* **Data provided**
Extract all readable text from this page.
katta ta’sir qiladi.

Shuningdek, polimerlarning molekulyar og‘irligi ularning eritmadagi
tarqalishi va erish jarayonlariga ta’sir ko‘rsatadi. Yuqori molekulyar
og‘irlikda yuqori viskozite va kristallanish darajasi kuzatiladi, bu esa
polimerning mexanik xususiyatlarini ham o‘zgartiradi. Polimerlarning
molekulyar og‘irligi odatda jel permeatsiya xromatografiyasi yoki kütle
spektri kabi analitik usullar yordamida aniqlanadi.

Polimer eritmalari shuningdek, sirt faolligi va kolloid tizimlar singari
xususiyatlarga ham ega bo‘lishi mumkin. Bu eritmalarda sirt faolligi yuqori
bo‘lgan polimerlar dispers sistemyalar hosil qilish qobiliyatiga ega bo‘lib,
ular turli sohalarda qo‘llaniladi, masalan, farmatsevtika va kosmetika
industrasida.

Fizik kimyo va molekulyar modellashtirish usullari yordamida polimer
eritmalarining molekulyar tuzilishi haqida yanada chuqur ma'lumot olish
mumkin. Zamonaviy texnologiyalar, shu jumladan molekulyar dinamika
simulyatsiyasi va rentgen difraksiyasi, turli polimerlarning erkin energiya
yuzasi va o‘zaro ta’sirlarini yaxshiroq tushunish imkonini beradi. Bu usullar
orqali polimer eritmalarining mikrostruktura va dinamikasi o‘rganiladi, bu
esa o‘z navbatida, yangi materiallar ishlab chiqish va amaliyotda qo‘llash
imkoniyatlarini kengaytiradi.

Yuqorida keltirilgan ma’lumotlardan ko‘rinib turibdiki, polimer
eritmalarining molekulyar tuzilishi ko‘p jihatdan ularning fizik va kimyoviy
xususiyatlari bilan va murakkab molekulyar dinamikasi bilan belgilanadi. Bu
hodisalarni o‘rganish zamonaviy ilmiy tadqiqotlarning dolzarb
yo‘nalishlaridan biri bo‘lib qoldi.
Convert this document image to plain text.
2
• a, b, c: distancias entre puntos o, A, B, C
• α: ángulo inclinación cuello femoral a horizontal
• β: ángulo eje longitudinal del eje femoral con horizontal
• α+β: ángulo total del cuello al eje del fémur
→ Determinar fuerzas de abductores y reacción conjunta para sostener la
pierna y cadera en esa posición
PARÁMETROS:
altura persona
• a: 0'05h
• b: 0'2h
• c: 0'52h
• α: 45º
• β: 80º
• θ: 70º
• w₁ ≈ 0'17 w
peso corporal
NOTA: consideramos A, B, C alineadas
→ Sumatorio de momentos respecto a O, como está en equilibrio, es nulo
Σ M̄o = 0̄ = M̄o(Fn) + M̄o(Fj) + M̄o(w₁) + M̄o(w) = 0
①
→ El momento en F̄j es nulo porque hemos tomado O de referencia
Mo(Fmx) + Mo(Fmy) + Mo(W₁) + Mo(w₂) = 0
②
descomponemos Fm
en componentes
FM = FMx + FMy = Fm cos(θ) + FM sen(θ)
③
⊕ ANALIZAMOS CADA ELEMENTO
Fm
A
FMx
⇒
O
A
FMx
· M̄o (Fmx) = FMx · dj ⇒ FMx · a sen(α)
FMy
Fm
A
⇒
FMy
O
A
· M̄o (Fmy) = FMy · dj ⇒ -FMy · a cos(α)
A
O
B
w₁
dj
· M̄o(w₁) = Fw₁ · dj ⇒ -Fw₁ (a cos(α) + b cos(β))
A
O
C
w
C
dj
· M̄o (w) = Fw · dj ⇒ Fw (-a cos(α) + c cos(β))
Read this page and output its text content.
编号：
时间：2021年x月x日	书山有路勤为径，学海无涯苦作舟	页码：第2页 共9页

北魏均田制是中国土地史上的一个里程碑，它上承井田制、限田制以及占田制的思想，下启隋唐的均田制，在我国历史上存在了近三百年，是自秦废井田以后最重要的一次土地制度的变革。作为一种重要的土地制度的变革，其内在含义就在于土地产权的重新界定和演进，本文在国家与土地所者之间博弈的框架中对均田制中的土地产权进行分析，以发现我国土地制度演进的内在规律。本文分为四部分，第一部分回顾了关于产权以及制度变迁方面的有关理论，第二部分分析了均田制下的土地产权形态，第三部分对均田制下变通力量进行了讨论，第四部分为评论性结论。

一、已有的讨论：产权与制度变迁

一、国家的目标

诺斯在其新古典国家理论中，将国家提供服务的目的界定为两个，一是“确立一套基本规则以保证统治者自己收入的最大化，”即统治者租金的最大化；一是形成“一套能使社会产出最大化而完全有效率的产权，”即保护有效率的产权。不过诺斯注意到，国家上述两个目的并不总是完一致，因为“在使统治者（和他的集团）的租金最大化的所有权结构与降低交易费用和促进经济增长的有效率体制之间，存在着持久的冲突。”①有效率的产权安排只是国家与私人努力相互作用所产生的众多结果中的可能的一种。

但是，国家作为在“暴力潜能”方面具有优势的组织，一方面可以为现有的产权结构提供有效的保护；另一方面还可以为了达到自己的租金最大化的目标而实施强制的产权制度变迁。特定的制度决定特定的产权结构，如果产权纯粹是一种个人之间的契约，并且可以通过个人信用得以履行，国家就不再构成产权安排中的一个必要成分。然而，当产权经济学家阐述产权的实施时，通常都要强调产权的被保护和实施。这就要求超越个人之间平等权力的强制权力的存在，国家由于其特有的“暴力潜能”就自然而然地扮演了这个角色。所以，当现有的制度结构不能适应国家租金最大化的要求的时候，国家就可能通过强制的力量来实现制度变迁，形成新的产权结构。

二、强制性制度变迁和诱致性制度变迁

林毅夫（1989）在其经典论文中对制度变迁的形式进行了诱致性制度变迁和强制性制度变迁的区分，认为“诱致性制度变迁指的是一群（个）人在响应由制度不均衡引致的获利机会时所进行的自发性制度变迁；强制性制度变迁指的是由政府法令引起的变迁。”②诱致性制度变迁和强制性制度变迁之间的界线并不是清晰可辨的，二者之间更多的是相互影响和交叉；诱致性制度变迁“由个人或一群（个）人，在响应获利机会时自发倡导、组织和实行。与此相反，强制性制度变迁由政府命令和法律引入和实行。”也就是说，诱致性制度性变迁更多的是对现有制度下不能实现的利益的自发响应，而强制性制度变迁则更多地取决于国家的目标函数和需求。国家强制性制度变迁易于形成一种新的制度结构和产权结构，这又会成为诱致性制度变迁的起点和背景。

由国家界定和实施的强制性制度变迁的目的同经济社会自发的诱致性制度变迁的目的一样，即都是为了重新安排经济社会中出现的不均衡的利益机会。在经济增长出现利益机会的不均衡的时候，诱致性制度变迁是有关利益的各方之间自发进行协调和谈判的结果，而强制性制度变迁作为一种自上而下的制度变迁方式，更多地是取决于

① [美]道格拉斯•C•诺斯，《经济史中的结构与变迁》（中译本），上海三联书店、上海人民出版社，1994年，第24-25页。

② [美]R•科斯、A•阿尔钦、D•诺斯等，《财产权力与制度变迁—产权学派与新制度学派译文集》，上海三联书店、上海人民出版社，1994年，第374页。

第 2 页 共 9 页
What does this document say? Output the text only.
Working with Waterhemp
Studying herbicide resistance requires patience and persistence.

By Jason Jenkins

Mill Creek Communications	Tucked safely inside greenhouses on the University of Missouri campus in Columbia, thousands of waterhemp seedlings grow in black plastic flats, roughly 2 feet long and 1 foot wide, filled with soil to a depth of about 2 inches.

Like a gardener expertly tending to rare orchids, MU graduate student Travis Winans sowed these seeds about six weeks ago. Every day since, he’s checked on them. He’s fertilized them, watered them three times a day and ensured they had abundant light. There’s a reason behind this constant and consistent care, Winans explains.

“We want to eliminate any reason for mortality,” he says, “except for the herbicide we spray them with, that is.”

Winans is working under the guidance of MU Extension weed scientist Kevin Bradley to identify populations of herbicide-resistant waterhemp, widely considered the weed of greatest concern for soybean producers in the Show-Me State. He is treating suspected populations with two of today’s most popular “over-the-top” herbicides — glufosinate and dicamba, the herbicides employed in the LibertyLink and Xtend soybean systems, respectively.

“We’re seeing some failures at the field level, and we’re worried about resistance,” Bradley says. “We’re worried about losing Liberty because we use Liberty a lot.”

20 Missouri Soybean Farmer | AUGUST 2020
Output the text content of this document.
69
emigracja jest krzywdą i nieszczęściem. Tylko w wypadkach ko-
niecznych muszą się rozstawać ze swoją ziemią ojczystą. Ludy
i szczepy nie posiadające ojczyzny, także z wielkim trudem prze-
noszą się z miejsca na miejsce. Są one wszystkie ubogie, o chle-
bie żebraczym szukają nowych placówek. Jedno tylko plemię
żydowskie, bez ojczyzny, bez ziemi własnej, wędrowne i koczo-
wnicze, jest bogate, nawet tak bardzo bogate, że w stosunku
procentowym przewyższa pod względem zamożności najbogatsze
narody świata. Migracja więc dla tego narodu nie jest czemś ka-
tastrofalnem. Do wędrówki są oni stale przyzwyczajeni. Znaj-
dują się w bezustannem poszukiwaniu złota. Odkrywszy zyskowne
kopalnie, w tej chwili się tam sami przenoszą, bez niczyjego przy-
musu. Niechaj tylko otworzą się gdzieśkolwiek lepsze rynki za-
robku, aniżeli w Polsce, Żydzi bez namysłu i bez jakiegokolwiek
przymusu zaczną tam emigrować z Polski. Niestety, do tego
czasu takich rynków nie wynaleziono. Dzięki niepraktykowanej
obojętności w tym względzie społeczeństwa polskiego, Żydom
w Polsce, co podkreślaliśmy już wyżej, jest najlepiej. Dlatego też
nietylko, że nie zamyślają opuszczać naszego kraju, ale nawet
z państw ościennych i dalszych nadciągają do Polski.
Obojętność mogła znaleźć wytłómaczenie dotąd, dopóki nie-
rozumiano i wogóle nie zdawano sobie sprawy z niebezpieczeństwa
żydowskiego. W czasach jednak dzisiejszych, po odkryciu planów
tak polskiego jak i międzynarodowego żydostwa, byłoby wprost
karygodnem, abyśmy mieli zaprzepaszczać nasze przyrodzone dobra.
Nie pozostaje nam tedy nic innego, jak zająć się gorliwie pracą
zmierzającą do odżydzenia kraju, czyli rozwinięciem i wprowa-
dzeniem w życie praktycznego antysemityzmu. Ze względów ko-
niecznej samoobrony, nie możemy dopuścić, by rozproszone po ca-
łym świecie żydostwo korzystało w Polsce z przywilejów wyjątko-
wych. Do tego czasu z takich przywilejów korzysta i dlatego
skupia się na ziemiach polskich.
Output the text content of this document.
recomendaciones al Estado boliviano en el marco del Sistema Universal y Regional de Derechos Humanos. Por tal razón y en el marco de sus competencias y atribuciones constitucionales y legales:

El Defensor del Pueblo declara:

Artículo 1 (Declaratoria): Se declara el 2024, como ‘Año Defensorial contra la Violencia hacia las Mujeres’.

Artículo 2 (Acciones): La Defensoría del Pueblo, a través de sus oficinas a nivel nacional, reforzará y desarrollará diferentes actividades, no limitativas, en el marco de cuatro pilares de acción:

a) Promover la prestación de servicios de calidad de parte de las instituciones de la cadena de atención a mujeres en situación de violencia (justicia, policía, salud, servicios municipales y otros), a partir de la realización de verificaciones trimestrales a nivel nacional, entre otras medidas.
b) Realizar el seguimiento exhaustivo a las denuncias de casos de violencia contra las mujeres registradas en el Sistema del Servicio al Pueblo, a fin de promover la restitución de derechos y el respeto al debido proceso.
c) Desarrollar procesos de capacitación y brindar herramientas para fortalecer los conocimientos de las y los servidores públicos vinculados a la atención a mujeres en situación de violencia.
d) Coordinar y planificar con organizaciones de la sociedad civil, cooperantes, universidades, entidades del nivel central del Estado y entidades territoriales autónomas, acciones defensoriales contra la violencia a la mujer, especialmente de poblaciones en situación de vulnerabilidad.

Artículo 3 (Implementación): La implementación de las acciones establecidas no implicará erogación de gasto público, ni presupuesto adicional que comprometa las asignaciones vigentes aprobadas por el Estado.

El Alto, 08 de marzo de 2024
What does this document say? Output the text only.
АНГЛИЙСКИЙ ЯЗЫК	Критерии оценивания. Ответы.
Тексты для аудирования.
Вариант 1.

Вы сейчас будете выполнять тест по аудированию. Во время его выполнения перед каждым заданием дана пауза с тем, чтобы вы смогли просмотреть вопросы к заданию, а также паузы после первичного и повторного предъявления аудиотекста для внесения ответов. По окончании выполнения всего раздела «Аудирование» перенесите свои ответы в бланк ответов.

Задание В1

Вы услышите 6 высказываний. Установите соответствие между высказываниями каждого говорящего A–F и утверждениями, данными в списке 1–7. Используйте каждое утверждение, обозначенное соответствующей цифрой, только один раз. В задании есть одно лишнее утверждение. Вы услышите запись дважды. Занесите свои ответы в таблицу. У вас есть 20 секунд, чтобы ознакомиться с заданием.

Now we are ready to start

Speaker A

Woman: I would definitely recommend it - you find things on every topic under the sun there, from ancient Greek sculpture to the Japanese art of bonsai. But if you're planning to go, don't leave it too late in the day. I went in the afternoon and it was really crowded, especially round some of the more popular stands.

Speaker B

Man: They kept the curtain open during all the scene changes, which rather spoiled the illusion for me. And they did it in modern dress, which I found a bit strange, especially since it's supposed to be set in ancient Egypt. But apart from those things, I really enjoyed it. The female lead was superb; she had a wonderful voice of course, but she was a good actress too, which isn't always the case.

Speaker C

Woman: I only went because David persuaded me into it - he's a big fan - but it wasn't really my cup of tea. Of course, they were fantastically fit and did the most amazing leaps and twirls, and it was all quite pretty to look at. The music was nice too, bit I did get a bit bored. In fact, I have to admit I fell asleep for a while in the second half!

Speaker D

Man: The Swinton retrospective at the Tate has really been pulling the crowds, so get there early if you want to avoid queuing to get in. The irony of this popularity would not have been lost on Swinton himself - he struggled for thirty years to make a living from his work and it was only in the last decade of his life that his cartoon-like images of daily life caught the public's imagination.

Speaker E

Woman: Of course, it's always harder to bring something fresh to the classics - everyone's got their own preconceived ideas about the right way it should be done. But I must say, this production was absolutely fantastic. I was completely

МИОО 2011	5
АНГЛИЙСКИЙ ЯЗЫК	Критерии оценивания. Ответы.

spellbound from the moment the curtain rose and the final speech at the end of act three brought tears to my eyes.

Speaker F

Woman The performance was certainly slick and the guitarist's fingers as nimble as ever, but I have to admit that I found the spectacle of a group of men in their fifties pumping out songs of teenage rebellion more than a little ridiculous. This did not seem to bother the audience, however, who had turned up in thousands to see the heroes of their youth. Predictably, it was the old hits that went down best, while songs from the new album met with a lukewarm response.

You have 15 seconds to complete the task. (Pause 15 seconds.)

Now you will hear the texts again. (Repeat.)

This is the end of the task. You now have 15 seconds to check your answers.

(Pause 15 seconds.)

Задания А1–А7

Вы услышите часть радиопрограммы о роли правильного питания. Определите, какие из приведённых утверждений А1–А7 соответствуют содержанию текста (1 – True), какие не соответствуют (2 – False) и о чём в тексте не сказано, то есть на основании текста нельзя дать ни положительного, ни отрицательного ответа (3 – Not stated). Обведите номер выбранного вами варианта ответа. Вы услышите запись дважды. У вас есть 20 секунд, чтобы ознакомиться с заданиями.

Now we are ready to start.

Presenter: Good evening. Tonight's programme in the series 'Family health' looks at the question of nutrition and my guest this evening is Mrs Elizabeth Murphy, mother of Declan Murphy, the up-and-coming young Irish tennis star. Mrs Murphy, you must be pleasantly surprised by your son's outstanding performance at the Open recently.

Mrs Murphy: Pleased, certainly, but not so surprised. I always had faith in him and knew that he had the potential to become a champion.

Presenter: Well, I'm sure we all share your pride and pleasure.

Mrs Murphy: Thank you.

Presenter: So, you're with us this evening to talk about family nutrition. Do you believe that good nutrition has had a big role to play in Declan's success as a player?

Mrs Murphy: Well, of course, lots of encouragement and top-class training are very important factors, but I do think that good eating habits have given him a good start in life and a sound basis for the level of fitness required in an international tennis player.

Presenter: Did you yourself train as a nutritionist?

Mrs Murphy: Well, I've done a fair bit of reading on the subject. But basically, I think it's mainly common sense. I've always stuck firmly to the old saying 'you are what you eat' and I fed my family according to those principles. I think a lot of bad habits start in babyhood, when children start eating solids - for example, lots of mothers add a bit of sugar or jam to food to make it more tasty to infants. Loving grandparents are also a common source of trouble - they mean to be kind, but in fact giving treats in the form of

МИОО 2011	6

* **What the task requires**
What count of lines in the listing contain the word "Winans"? Reply with the number only.

* **Solution to this problem**
2